Aim of the exercise :: Search the records below for the word "JSON". Pull out each line that has it.

Exercise inputs ::
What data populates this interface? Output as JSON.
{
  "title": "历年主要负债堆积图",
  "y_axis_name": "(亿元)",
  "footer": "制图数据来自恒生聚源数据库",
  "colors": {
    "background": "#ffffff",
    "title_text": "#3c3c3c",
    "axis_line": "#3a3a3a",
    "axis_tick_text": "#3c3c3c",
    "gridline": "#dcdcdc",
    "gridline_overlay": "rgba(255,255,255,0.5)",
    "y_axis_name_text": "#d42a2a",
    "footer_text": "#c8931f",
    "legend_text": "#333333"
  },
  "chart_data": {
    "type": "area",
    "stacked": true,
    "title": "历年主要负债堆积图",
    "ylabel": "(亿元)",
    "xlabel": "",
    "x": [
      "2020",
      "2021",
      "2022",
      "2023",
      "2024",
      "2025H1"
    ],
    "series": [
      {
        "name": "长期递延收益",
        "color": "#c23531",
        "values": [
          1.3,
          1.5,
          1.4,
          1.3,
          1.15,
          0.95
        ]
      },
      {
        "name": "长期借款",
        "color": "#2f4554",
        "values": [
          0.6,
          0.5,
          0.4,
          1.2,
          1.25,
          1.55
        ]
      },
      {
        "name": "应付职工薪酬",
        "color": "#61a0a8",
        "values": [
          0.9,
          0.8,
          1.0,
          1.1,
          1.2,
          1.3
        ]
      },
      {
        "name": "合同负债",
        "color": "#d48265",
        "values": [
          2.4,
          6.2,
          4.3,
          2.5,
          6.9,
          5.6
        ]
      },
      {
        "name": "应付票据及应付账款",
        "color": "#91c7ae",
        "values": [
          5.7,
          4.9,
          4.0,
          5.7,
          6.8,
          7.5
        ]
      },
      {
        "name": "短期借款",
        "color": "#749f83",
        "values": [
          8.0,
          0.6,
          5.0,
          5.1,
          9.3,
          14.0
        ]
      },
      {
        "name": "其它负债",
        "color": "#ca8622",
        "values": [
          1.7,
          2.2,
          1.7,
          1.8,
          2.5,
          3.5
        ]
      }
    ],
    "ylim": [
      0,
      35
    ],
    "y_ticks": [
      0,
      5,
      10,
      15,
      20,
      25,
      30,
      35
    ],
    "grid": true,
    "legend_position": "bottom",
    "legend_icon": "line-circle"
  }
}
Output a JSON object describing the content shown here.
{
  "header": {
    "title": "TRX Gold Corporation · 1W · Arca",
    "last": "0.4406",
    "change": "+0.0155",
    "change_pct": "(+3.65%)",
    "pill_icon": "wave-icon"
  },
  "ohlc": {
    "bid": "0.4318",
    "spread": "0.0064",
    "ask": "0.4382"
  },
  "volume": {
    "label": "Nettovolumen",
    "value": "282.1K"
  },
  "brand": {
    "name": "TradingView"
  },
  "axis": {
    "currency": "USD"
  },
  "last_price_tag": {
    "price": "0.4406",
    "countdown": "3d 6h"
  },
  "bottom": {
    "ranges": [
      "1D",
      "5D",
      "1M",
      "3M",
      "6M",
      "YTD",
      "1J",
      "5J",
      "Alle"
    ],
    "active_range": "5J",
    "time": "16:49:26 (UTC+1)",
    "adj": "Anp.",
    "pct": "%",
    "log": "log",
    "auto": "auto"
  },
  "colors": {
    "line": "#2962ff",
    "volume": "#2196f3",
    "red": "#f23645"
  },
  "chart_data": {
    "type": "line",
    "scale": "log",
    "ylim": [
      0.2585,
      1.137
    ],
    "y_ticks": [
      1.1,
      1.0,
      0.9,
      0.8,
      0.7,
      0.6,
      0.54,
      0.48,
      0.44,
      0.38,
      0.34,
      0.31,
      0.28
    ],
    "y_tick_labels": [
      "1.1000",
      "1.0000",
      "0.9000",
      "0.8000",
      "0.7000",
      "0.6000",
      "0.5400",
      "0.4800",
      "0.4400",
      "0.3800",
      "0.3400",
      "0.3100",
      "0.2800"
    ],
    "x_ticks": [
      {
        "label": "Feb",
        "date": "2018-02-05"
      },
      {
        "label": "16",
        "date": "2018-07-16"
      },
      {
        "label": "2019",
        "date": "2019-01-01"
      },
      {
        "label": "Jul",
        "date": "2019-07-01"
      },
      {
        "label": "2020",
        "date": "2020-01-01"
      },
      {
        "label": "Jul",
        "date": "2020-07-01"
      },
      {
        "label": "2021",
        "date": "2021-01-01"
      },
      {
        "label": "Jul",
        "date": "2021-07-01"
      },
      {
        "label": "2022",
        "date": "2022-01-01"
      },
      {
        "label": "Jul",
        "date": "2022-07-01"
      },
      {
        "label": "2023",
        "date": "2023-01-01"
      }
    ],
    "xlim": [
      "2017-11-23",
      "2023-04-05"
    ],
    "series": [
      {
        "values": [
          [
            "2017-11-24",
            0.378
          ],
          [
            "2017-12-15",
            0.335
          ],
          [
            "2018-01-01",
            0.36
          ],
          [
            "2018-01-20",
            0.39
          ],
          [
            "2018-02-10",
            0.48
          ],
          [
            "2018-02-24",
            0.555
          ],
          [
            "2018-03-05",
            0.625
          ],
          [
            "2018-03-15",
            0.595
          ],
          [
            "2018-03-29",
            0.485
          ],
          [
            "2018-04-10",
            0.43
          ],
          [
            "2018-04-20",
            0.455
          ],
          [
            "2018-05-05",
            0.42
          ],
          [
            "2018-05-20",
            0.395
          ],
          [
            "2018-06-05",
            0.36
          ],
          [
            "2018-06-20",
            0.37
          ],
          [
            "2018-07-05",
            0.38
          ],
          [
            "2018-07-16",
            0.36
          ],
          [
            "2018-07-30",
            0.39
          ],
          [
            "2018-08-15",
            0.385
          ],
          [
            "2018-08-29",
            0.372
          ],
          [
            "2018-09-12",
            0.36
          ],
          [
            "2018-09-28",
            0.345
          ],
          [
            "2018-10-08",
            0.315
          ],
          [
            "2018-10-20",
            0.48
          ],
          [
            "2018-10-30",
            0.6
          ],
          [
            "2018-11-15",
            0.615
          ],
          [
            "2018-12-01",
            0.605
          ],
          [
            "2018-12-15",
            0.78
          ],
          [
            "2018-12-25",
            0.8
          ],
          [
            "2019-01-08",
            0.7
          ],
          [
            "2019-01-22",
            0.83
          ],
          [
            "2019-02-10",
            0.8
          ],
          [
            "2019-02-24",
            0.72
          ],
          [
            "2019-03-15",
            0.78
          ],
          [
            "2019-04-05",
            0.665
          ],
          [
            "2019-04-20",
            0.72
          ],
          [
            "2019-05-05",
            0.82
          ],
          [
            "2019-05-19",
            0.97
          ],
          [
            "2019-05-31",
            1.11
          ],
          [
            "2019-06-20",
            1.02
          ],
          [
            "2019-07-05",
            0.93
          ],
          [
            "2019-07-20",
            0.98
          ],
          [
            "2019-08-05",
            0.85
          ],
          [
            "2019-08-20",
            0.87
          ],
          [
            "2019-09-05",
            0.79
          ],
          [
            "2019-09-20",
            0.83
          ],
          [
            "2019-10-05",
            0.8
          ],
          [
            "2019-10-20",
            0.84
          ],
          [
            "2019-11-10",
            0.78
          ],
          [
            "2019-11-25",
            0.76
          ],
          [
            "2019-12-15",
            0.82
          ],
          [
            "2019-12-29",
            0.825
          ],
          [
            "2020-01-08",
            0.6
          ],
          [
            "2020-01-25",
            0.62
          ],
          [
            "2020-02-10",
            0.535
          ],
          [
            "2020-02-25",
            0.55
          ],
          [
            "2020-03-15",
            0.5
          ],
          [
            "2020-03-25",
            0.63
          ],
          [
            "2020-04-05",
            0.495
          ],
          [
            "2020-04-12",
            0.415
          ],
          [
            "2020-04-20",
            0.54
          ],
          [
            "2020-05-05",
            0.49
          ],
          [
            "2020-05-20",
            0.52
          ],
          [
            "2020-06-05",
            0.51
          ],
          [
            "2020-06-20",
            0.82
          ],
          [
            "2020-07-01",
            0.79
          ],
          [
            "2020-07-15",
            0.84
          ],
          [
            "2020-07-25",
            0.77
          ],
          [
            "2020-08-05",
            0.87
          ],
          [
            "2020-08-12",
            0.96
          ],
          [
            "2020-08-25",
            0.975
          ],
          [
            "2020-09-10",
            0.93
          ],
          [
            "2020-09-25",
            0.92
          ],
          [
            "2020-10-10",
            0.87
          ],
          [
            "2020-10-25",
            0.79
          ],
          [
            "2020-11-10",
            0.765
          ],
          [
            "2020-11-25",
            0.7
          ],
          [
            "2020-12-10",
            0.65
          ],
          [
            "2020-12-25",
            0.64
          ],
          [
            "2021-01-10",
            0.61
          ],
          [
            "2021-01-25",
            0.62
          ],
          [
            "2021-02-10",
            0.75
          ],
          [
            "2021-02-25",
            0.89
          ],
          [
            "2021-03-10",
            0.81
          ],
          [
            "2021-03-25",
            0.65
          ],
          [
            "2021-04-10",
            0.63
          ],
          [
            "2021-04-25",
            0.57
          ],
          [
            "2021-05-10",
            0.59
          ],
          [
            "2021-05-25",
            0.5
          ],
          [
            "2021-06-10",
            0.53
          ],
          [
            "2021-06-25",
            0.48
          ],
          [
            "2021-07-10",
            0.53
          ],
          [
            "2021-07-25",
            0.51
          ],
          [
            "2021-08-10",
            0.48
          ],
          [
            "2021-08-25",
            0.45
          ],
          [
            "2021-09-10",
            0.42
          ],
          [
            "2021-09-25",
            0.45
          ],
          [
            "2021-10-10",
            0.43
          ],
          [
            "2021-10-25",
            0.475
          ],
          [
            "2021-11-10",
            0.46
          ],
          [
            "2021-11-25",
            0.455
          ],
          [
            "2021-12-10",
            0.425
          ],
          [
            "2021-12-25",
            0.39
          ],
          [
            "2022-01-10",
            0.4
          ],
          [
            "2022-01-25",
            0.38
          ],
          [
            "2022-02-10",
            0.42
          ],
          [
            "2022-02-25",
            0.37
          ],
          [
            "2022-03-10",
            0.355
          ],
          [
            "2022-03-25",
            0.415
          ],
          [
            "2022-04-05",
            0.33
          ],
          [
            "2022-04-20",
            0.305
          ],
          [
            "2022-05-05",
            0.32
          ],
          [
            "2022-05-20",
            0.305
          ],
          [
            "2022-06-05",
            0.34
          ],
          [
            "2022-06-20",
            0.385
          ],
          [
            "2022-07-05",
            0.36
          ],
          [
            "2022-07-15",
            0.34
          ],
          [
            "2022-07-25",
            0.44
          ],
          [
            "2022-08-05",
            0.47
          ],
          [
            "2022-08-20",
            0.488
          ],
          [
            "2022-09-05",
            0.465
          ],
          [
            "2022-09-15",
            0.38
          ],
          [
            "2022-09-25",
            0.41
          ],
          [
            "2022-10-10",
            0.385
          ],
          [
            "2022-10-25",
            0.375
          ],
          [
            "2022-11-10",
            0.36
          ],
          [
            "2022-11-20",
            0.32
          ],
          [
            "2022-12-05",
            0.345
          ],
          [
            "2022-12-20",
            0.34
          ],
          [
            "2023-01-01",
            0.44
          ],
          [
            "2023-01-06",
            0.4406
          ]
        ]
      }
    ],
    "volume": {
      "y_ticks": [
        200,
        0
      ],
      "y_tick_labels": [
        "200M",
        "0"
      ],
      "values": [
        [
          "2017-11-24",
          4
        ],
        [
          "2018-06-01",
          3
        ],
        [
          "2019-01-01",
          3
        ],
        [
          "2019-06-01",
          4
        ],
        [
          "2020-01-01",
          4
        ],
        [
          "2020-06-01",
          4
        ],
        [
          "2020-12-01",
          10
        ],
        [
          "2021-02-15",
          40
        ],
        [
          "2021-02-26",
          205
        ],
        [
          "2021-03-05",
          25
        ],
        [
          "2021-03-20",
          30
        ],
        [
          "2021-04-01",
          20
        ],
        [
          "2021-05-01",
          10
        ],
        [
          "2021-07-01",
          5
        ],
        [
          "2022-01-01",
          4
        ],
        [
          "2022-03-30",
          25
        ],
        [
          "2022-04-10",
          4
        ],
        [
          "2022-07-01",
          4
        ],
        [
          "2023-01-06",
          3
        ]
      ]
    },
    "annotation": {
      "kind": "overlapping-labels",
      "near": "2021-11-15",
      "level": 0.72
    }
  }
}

Correct response ::
What data populates this interface? Output as JSON.
Output a JSON object describing the content shown here.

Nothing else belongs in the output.